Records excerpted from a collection

<<<<

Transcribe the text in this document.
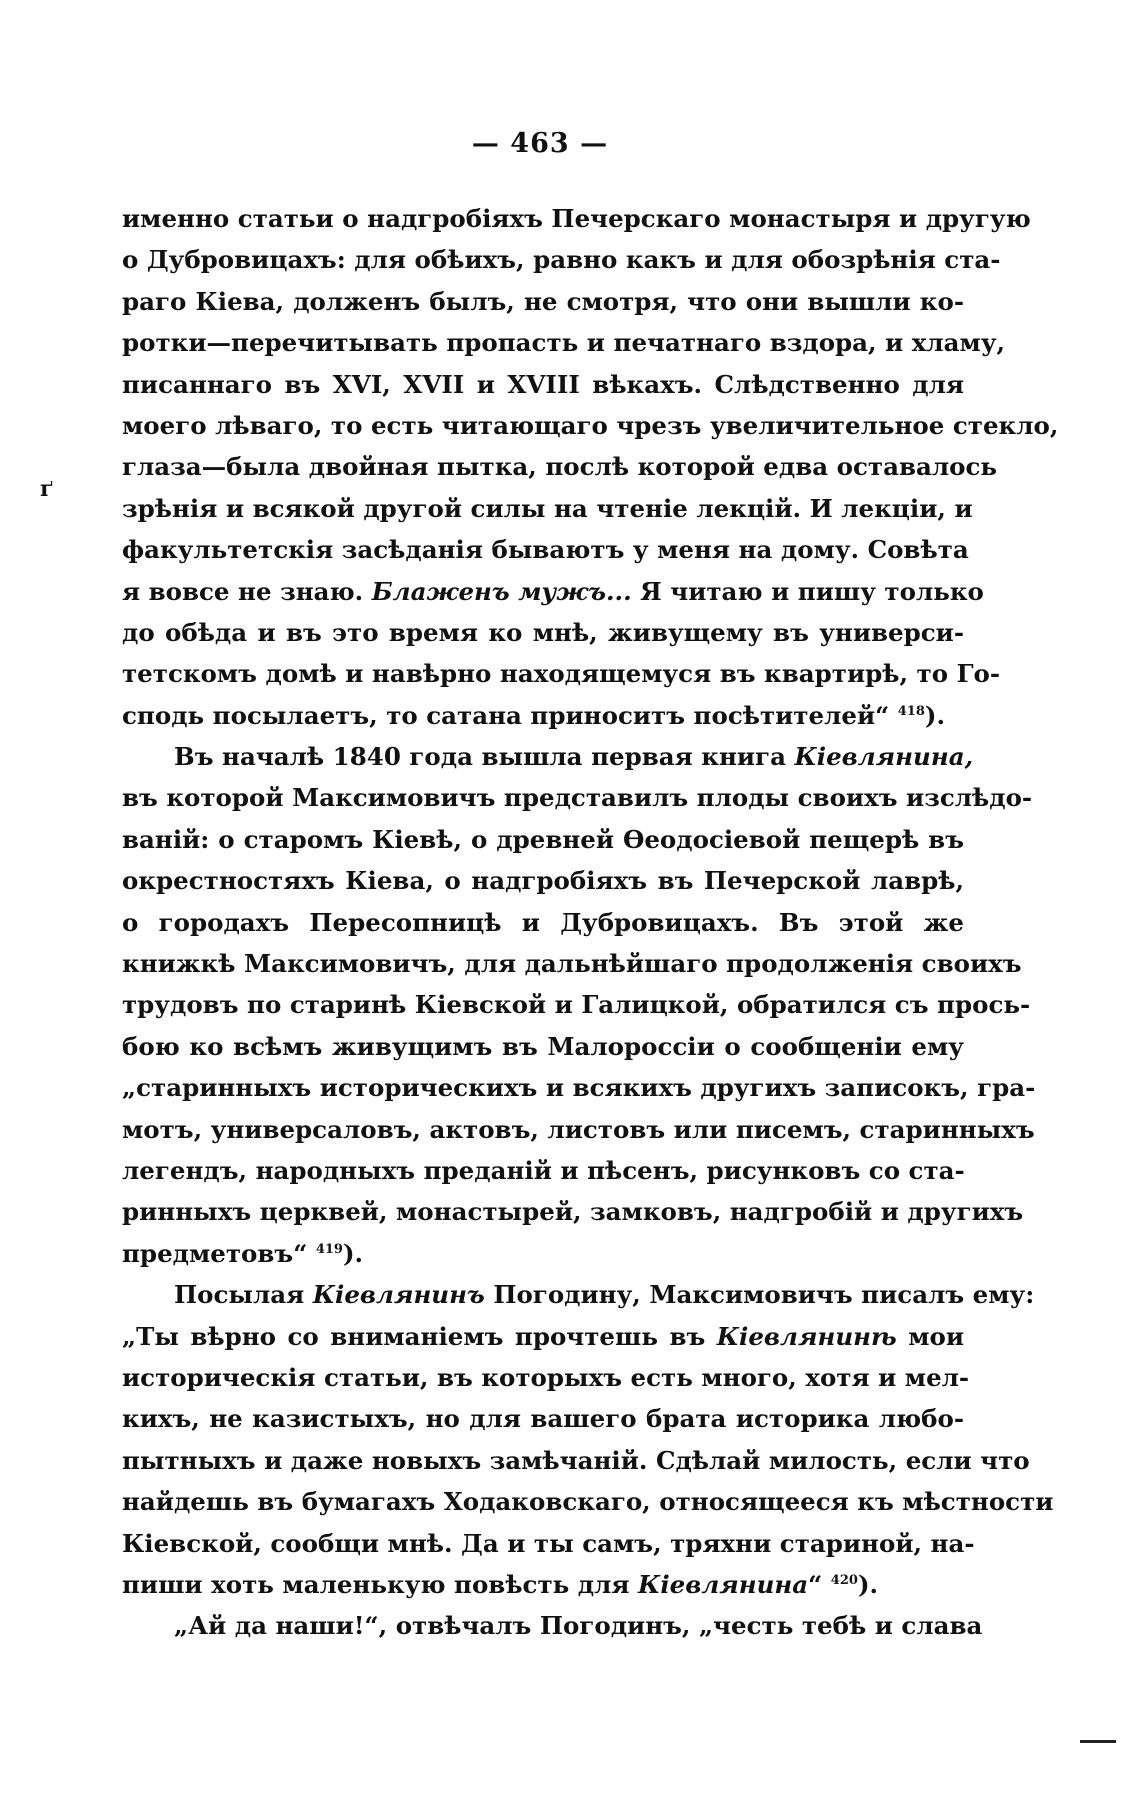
— 463 —
ґ
именно статьи о надгробіяхъ Печерскаго монастыря и другую
о Дубровицахъ: для обѣихъ, равно какъ и для обозрѣнія ста-
раго Кіева, долженъ былъ, не смотря, что они вышли ко-
ротки—перечитывать пропасть и печатнаго вздора, и хламу,
писаннаго въ XVI, XVII и XVIII вѣкахъ. Слѣдственно для
моего лѣваго, то есть читающаго чрезъ увеличительное стекло,
глаза—была двойная пытка, послѣ которой едва оставалось
зрѣнія и всякой другой силы на чтеніе лекцій. И лекціи, и
факультетскія засѣданія бываютъ у меня на дому. Совѣта
я вовсе не знаю. Блаженъ мужъ... Я читаю и пишу только
до обѣда и въ это время ко мнѣ, живущему въ универси-
тетскомъ домѣ и навѣрно находящемуся въ квартирѣ, то Го-
сподь посылаетъ, то сатана приноситъ посѣтителей“ $^{418}$).
Въ началѣ 1840 года вышла первая книга Кіевлянина,
въ которой Максимовичъ представилъ плоды своихъ изслѣдо-
ваній: о старомъ Кіевѣ, о древней Ѳеодосіевой пещерѣ въ
окрестностяхъ Кіева, о надгробіяхъ въ Печерской лаврѣ,
о городахъ Пересопницѣ и Дубровицахъ. Въ этой же
книжкѣ Максимовичъ, для дальнѣйшаго продолженія своихъ
трудовъ по старинѣ Кіевской и Галицкой, обратился съ прось-
бою ко всѣмъ живущимъ въ Малороссіи о сообщеніи ему
„старинныхъ историческихъ и всякихъ другихъ записокъ, гра-
мотъ, универсаловъ, актовъ, листовъ или писемъ, старинныхъ
легендъ, народныхъ преданій и пѣсенъ, рисунковъ со ста-
ринныхъ церквей, монастырей, замковъ, надгробій и другихъ
предметовъ“ $^{419}$).
Посылая Кіевлянинъ Погодину, Максимовичъ писалъ ему:
„Ты вѣрно со вниманіемъ прочтешь въ Кіевлянинѣ мои
историческія статьи, въ которыхъ есть много, хотя и мел-
кихъ, не казистыхъ, но для вашего брата историка любо-
пытныхъ и даже новыхъ замѣчаній. Сдѣлай милость, если что
найдешь въ бумагахъ Ходаковскаго, относящееся къ мѣстности
Кіевской, сообщи мнѣ. Да и ты самъ, тряхни стариной, на-
пиши хоть маленькую повѣсть для Кіевлянина“ $^{420}$).
„Ай да наши!“, отвѣчалъ Погодинъ, „честь тебѣ и слава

>>>>

Directive:
Leave the images out and output the remaining material exactly as it stands.

Complete response:
Transcribe the text in this document.
— 463 —
ґ
именно статьи о надгробіяхъ Печерскаго монастыря и другую
о Дубровицахъ: для обѣихъ, равно какъ и для обозрѣнія ста-
раго Кіева, долженъ былъ, не смотря, что они вышли ко-
ротки—перечитывать пропасть и печатнаго вздора, и хламу,
писаннаго въ XVI, XVII и XVIII вѣкахъ. Слѣдственно для
моего лѣваго, то есть читающаго чрезъ увеличительное стекло,
глаза—была двойная пытка, послѣ которой едва оставалось
зрѣнія и всякой другой силы на чтеніе лекцій. И лекціи, и
факультетскія засѣданія бываютъ у меня на дому. Совѣта
я вовсе не знаю. Блаженъ мужъ... Я читаю и пишу только
до обѣда и въ это время ко мнѣ, живущему въ универси-
тетскомъ домѣ и навѣрно находящемуся въ квартирѣ, то Го-
сподь посылаетъ, то сатана приноситъ посѣтителей“ $^{418}$).
Въ началѣ 1840 года вышла первая книга Кіевлянина,
въ которой Максимовичъ представилъ плоды своихъ изслѣдо-
ваній: о старомъ Кіевѣ, о древней Ѳеодосіевой пещерѣ въ
окрестностяхъ Кіева, о надгробіяхъ въ Печерской лаврѣ,
о городахъ Пересопницѣ и Дубровицахъ. Въ этой же
книжкѣ Максимовичъ, для дальнѣйшаго продолженія своихъ
трудовъ по старинѣ Кіевской и Галицкой, обратился съ прось-
бою ко всѣмъ живущимъ въ Малороссіи о сообщеніи ему
„старинныхъ историческихъ и всякихъ другихъ записокъ, гра-
мотъ, универсаловъ, актовъ, листовъ или писемъ, старинныхъ
легендъ, народныхъ преданій и пѣсенъ, рисунковъ со ста-
ринныхъ церквей, монастырей, замковъ, надгробій и другихъ
предметовъ“ $^{419}$).
Посылая Кіевлянинъ Погодину, Максимовичъ писалъ ему:
„Ты вѣрно со вниманіемъ прочтешь въ Кіевлянинѣ мои
историческія статьи, въ которыхъ есть много, хотя и мел-
кихъ, не казистыхъ, но для вашего брата историка любо-
пытныхъ и даже новыхъ замѣчаній. Сдѣлай милость, если что
найдешь въ бумагахъ Ходаковскаго, относящееся къ мѣстности
Кіевской, сообщи мнѣ. Да и ты самъ, тряхни стариной, на-
пиши хоть маленькую повѣсть для Кіевлянина“ $^{420}$).
„Ай да наши!“, отвѣчалъ Погодинъ, „честь тебѣ и слава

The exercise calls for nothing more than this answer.